→ **REQUIREMENT**: Go through the listing and copy each line with the string "text".
— BEGIN —
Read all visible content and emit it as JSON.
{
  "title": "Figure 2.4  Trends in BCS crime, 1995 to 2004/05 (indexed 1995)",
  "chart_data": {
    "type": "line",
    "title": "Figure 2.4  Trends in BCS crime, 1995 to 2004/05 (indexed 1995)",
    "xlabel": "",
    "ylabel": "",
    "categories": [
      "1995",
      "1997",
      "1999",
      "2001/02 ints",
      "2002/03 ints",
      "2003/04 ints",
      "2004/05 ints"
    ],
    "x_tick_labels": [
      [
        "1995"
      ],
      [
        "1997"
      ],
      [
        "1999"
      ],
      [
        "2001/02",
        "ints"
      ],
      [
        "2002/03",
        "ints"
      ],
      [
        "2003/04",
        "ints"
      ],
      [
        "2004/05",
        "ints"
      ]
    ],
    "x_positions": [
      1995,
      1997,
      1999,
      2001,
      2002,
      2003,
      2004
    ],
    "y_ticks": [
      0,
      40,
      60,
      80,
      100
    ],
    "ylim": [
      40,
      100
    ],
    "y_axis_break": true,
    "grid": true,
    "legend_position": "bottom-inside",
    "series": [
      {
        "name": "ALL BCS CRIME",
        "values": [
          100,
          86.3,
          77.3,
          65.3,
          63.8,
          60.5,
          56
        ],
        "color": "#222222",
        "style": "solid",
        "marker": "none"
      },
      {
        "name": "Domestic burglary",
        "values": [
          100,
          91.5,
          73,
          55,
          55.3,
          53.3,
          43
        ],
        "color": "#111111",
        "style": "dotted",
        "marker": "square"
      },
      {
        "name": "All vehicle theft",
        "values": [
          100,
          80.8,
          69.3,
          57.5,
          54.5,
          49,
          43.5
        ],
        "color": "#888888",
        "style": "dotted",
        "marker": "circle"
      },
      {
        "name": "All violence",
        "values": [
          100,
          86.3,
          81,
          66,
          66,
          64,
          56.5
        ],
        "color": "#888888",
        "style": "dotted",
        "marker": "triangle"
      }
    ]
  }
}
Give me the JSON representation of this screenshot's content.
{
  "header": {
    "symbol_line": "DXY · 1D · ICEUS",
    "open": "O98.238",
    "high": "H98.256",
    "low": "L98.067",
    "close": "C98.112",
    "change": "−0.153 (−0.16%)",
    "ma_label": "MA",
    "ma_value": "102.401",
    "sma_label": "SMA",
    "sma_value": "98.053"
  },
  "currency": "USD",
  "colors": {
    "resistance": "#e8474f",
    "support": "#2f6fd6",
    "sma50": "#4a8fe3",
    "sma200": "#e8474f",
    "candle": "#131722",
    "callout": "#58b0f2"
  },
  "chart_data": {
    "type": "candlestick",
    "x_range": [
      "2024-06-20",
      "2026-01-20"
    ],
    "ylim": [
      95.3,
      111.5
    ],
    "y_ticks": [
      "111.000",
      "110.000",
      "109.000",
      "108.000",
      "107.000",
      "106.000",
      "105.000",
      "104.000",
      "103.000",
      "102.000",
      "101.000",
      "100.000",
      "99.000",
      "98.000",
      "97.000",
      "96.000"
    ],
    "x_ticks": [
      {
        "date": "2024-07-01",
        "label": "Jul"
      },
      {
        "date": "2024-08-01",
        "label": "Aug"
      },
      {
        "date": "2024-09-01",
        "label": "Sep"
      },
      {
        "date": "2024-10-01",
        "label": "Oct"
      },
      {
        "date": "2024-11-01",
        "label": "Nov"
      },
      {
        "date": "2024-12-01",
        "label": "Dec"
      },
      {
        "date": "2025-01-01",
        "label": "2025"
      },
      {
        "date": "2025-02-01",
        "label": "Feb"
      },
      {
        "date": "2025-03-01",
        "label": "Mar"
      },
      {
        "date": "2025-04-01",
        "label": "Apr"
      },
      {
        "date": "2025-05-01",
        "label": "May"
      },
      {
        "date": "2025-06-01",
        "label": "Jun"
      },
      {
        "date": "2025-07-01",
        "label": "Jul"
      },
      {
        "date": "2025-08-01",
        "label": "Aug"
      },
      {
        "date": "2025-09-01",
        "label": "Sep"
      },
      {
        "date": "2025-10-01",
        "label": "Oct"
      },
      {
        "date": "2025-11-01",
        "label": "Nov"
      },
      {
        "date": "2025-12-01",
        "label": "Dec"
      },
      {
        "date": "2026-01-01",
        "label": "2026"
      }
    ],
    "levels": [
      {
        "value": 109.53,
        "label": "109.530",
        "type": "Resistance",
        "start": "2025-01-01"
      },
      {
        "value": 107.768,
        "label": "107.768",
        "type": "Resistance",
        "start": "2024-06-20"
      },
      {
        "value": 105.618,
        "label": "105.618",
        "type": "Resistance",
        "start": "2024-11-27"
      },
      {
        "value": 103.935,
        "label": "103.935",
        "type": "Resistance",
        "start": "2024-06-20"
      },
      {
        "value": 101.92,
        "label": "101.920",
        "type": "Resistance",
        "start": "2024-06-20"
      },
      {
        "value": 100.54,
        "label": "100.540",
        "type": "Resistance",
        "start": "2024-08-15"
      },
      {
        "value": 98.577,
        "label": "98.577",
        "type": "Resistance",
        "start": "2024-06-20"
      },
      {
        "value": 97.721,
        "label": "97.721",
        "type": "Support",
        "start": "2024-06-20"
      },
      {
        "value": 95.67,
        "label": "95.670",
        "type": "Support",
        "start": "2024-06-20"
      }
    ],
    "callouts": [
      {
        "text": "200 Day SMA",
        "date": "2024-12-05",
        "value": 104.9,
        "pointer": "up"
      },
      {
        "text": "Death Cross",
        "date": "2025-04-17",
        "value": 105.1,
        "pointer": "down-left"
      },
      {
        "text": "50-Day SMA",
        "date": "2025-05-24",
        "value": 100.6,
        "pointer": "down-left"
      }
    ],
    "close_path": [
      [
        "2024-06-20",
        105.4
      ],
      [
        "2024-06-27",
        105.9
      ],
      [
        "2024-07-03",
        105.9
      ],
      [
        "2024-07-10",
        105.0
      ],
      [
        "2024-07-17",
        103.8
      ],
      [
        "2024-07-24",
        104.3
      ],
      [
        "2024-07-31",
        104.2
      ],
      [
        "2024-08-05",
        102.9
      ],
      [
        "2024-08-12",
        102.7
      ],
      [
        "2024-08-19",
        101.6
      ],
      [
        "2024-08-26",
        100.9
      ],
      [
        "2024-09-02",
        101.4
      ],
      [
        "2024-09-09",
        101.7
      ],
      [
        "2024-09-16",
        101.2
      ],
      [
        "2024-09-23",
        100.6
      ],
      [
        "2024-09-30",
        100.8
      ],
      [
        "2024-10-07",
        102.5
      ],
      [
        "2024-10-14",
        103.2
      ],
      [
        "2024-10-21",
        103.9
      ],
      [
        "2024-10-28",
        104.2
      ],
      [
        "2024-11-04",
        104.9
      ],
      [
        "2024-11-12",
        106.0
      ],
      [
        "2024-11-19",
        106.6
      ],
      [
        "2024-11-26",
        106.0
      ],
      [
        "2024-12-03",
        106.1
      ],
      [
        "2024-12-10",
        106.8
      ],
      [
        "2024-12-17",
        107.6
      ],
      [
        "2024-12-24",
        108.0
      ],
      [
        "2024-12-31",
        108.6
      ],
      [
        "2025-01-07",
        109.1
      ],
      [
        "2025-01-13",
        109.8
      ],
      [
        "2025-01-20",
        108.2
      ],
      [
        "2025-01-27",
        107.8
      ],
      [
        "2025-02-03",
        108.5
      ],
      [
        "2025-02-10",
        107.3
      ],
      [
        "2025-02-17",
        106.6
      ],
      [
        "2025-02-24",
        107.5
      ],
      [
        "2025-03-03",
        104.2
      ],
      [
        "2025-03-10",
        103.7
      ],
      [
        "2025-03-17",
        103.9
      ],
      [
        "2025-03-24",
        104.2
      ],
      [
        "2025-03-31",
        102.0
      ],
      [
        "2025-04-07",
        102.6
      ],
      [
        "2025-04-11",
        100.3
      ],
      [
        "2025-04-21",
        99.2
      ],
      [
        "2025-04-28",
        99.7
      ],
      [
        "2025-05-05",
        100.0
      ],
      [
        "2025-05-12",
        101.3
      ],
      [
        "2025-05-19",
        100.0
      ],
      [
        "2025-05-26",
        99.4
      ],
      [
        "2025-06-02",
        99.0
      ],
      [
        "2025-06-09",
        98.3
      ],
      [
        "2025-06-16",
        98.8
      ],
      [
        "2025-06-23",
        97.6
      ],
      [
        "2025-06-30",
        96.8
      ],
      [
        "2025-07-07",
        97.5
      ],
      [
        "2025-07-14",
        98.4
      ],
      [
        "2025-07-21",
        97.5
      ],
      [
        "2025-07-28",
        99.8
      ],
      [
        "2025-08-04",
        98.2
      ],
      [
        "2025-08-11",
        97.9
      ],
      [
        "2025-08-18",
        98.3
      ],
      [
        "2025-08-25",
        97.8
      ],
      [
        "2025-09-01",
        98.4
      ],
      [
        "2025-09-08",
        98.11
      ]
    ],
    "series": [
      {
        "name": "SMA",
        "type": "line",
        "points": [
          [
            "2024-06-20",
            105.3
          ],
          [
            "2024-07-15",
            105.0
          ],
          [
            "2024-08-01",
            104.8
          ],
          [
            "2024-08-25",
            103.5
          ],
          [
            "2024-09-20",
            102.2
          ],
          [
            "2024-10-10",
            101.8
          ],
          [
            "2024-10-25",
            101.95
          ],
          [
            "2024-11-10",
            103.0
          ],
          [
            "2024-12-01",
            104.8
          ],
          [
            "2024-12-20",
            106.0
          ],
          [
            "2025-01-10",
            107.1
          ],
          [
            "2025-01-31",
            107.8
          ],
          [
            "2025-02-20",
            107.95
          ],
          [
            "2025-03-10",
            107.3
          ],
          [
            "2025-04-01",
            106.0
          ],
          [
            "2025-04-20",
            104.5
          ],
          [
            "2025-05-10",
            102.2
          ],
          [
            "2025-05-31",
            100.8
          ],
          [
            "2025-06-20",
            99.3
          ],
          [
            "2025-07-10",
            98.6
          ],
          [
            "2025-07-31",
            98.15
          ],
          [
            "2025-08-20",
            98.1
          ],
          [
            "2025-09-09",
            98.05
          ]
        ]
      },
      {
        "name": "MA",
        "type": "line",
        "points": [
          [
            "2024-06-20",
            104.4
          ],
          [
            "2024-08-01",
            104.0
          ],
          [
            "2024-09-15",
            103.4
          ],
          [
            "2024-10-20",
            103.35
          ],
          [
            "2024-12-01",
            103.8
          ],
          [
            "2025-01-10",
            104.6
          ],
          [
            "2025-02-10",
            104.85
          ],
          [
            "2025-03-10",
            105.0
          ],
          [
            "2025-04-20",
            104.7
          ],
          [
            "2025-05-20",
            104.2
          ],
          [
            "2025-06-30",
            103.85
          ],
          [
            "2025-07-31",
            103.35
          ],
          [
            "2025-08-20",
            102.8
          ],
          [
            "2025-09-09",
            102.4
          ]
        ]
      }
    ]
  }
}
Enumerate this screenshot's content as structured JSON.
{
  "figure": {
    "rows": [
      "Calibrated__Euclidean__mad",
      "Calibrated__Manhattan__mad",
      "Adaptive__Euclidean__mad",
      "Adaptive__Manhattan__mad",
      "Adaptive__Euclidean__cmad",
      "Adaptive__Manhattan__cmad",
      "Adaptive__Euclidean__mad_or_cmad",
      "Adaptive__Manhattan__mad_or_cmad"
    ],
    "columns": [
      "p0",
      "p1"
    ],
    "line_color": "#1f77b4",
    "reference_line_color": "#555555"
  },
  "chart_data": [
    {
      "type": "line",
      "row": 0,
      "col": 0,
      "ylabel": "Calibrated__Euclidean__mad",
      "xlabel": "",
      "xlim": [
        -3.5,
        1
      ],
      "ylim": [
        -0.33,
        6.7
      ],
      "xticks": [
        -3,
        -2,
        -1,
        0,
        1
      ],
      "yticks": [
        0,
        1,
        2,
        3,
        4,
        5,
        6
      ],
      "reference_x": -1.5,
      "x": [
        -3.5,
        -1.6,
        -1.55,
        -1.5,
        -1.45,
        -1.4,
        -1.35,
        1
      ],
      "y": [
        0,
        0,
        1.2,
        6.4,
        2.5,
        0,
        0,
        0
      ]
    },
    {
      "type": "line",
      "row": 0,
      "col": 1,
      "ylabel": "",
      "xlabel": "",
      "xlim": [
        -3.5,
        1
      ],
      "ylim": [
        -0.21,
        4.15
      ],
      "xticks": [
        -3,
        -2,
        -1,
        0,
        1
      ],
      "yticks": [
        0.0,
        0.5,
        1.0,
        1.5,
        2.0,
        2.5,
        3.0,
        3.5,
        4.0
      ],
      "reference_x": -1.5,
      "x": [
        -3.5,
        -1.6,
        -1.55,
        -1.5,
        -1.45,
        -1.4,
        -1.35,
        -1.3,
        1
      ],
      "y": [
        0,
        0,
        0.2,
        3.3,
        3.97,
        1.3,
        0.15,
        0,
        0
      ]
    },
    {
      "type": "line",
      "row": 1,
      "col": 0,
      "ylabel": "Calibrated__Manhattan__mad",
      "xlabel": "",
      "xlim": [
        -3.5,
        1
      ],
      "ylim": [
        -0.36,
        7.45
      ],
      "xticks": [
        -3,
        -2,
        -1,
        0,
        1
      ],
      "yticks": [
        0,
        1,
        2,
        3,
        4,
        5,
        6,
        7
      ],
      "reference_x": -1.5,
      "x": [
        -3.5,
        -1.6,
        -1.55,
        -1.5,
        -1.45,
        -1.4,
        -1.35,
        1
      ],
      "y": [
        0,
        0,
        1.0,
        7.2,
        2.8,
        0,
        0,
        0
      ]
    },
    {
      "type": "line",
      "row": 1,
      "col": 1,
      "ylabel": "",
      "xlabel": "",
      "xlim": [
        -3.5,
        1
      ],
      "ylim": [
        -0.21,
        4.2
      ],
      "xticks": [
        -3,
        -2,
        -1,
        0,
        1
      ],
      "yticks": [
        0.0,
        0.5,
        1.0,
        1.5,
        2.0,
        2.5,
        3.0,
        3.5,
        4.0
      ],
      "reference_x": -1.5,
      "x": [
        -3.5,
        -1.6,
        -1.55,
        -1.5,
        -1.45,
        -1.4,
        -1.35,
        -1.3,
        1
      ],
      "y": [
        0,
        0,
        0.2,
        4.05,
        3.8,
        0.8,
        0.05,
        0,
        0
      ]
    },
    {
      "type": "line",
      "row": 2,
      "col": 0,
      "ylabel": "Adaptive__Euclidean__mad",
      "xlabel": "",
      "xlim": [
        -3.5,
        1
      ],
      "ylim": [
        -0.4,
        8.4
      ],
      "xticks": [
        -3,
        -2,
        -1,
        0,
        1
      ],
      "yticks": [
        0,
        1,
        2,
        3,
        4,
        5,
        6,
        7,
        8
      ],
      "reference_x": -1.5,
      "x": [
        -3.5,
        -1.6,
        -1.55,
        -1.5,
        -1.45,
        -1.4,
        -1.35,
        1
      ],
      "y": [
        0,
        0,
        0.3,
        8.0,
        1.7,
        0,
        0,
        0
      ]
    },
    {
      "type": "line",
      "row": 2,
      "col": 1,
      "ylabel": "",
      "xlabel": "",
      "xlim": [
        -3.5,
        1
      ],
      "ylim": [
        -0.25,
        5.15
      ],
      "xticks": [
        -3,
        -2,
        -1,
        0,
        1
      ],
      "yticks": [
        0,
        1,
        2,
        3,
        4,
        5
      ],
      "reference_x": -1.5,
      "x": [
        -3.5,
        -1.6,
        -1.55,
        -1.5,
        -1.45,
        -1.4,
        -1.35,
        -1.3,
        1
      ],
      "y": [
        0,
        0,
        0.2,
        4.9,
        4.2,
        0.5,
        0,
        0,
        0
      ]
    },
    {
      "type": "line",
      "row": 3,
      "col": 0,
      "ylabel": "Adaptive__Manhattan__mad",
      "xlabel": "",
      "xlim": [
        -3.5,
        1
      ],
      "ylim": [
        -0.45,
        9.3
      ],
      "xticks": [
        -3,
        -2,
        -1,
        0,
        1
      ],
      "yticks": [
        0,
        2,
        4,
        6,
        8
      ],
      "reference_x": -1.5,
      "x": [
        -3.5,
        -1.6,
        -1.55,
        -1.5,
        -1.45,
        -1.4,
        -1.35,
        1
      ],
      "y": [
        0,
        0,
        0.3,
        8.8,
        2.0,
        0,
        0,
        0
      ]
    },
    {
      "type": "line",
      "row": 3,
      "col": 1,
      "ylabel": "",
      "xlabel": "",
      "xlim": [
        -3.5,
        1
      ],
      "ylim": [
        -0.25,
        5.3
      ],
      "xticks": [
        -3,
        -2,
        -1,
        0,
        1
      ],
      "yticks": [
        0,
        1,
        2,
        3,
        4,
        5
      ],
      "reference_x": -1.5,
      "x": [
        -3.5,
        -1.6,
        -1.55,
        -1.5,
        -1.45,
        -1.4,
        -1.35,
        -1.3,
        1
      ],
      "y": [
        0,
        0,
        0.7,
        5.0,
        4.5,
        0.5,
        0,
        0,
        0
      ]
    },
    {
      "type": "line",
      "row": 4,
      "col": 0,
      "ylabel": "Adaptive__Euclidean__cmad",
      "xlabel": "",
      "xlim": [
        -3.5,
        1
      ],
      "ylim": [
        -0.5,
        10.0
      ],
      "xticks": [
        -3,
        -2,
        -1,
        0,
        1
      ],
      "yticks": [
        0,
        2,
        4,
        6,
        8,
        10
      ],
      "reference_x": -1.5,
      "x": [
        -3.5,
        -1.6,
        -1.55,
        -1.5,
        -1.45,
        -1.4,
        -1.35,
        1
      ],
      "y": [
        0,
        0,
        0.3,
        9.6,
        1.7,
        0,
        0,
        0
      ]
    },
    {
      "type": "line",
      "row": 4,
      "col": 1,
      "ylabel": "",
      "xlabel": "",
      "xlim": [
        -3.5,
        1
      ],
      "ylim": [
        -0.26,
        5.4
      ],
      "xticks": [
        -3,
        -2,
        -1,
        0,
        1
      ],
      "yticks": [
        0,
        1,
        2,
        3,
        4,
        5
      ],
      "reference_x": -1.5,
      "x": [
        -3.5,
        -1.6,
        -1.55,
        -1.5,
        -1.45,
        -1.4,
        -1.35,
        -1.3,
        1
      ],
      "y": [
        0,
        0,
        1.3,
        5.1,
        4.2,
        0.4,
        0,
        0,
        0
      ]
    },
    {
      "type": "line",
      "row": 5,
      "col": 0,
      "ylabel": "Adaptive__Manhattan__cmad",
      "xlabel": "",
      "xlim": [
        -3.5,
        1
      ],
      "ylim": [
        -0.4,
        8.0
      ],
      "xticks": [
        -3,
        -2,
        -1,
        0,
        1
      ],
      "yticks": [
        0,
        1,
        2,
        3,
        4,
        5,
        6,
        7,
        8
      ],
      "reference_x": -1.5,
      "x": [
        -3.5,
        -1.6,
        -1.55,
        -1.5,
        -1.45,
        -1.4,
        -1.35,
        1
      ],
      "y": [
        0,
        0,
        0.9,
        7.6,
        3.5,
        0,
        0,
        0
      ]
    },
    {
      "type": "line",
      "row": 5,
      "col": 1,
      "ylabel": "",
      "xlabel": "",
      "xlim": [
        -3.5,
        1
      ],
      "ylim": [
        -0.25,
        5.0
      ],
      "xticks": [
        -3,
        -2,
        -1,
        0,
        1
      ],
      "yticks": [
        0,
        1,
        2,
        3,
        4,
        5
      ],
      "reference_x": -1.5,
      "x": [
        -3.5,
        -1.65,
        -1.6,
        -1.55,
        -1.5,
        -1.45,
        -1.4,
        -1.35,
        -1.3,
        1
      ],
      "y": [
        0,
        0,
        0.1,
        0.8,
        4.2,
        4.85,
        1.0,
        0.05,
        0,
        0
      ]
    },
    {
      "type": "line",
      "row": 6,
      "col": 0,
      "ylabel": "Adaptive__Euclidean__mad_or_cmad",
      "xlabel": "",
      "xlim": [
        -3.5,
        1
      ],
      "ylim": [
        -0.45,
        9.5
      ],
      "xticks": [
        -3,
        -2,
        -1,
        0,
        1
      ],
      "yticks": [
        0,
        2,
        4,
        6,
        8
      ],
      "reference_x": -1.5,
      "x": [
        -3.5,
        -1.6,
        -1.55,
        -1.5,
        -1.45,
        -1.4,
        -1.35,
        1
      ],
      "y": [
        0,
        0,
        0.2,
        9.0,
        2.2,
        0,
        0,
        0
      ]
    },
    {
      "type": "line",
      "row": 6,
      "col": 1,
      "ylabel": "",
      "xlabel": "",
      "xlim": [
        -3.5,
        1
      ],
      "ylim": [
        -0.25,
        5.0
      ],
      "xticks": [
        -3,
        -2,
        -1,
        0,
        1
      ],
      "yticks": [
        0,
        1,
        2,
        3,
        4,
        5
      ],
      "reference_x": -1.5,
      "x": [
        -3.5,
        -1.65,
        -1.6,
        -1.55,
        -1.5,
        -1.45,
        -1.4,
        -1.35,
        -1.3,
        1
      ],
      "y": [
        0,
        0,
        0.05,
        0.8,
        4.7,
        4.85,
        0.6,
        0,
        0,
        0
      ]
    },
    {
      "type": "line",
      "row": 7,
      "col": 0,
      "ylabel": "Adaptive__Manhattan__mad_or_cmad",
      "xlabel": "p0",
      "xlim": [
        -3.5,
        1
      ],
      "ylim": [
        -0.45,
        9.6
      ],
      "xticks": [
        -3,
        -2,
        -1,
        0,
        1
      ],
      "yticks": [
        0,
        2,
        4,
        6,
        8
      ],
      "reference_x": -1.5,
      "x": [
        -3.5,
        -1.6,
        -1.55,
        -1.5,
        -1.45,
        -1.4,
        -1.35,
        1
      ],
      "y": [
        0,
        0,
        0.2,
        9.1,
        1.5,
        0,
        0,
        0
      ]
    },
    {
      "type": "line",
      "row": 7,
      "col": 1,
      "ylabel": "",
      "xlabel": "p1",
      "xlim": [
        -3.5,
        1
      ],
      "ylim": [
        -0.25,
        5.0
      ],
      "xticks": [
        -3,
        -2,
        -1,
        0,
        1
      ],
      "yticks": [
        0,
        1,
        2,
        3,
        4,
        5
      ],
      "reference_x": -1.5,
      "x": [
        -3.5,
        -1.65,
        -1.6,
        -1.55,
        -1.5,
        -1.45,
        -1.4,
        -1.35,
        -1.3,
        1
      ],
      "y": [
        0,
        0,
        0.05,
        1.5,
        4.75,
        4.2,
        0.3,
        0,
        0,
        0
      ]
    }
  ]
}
— END —
→ **EXERCISE RESPONSE**:
        "text": "200 Day SMA",
        "text": "Death Cross",
        "text": "50-Day SMA",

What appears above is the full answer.